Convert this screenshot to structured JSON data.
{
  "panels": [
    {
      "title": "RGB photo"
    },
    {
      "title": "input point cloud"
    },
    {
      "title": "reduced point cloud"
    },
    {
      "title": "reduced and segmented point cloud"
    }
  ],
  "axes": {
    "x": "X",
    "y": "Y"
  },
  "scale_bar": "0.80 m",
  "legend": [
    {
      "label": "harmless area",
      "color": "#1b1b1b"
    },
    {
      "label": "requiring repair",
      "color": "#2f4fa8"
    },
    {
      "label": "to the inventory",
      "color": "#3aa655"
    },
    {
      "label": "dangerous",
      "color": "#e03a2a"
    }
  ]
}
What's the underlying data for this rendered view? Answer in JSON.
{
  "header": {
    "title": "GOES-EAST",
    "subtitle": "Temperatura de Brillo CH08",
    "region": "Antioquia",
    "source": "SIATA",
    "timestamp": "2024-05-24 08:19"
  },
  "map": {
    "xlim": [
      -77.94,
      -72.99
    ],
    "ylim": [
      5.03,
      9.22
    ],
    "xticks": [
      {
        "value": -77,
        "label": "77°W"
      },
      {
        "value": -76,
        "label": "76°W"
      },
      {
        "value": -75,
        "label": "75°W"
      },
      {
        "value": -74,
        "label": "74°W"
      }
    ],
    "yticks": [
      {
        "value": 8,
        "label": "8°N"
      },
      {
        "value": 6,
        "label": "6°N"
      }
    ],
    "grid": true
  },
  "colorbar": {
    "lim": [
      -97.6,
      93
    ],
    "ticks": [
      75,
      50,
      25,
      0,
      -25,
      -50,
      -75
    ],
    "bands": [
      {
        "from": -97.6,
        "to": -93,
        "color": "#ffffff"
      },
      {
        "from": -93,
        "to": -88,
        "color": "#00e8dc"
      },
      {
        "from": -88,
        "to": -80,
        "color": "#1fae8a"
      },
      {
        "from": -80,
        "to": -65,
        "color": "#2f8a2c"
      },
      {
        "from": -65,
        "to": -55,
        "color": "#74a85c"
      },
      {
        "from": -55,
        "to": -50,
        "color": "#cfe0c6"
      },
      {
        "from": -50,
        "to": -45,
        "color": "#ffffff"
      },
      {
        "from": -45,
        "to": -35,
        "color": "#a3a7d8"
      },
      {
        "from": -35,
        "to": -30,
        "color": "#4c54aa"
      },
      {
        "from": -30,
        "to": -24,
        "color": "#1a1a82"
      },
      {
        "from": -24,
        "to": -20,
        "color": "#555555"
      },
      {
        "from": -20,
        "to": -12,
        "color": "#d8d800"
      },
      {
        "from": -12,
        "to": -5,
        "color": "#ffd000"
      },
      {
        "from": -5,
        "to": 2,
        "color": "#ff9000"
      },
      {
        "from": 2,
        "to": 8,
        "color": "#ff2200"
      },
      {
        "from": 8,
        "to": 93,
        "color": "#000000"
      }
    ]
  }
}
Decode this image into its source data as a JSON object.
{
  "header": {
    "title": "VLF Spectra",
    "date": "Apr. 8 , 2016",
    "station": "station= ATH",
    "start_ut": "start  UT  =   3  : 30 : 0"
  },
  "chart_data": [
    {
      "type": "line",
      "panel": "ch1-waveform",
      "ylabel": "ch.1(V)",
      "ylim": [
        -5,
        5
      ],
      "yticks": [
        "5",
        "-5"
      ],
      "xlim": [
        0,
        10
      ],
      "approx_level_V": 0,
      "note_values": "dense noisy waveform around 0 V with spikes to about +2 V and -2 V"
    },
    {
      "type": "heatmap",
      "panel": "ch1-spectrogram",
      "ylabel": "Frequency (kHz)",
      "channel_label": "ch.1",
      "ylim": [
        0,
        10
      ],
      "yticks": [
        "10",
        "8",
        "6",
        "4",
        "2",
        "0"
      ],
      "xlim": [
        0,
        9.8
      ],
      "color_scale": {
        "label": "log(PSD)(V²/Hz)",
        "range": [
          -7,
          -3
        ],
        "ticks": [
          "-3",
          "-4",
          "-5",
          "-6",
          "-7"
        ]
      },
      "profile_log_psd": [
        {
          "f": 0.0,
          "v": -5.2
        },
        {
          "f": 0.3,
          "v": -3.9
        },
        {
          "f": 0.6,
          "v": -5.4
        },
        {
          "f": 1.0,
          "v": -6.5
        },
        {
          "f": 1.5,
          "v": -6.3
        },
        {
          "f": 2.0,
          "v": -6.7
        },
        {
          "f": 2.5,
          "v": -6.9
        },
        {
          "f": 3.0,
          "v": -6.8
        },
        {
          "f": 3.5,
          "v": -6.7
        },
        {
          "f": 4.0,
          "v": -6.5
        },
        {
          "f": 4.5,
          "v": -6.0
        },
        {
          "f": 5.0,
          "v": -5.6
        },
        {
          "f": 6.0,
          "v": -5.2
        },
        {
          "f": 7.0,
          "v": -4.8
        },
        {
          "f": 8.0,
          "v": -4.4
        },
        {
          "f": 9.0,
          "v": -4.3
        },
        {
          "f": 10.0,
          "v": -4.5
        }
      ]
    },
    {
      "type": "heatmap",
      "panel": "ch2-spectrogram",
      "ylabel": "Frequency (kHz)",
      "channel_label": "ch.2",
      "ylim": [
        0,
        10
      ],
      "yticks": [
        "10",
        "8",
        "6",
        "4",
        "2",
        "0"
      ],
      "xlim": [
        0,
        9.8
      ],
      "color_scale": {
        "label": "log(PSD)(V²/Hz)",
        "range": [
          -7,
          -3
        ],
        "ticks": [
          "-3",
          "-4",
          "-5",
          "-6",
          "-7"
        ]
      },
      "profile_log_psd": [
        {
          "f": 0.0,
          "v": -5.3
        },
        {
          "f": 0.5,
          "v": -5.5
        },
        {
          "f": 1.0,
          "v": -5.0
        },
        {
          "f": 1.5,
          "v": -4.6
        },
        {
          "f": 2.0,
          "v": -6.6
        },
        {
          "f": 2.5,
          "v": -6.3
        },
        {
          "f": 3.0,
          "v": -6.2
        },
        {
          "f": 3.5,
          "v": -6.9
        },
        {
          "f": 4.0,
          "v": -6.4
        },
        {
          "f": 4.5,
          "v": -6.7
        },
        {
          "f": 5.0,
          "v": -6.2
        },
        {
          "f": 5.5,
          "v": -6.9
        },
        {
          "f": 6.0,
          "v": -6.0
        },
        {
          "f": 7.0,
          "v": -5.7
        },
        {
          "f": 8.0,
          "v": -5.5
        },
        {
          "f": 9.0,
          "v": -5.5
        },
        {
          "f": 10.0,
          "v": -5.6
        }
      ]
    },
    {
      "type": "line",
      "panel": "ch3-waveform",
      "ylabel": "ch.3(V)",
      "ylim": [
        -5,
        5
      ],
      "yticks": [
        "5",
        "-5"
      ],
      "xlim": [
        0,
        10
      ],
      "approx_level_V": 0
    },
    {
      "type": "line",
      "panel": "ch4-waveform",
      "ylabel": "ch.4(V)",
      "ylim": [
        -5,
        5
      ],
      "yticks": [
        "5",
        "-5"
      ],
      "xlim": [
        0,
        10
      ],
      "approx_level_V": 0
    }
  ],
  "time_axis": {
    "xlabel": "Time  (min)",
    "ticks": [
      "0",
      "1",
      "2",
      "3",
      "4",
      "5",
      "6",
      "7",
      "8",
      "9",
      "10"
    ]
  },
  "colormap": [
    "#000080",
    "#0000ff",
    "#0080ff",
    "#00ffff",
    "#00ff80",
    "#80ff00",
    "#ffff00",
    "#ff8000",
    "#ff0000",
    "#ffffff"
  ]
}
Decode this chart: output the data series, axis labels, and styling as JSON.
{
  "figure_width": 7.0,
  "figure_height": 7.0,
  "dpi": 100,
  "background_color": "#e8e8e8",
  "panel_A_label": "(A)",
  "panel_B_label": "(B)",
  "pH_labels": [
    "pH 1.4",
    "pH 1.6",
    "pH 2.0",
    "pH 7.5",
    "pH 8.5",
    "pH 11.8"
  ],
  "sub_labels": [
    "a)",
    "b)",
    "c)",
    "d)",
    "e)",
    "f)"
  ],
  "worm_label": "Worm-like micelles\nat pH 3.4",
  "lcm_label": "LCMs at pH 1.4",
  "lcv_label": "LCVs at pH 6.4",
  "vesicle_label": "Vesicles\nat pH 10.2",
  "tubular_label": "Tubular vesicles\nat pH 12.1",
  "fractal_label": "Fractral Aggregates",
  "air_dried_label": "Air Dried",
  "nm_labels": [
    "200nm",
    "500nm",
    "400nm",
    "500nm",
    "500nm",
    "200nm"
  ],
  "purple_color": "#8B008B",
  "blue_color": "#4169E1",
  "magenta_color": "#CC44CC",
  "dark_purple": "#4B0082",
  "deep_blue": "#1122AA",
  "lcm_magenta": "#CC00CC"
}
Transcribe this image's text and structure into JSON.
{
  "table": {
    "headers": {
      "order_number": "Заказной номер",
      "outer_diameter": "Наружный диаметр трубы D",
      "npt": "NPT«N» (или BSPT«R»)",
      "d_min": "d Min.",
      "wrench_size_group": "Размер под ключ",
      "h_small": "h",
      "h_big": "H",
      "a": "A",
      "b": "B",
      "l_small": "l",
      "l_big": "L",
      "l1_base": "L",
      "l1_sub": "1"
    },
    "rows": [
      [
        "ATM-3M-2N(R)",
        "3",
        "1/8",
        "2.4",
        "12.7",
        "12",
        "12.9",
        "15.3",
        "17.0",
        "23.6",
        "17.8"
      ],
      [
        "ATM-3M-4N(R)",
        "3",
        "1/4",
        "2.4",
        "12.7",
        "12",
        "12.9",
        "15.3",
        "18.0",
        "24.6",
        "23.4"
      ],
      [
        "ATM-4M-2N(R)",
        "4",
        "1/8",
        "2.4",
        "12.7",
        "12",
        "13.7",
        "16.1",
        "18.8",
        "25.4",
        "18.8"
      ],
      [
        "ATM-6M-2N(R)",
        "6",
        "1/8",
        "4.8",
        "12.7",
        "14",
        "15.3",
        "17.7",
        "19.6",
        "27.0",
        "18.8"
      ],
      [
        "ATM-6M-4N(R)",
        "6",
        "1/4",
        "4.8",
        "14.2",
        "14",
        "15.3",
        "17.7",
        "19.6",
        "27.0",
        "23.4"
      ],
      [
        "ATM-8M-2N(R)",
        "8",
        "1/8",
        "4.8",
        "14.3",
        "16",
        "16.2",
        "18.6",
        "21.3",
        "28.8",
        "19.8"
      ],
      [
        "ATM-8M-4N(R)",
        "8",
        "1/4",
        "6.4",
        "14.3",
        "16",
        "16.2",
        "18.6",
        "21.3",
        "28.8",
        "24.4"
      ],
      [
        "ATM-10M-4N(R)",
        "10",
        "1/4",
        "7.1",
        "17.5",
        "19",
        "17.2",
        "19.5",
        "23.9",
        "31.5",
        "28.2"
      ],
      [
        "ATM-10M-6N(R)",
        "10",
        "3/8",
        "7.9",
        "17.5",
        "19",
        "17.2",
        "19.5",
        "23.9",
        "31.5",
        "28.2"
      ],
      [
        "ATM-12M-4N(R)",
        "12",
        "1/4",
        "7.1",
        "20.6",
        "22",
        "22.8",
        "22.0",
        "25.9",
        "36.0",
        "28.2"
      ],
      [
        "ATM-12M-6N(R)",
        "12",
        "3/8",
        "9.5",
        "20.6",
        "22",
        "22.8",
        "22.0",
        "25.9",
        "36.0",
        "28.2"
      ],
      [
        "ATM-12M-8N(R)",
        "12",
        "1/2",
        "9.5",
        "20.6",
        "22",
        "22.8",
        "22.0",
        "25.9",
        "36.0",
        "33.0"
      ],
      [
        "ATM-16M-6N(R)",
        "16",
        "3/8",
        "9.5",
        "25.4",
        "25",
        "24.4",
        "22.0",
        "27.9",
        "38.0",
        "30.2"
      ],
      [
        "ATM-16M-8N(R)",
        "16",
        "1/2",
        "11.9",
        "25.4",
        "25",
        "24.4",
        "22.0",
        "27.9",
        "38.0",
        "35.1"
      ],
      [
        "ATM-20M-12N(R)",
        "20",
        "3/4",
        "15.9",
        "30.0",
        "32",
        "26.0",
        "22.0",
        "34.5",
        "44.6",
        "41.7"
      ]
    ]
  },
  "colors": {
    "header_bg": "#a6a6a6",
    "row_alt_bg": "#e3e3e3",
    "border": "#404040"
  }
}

☆ ☆ ☆

Task goal: In the listing, find every line with the word "this" and state how many there are, nothing more.

Task result: 5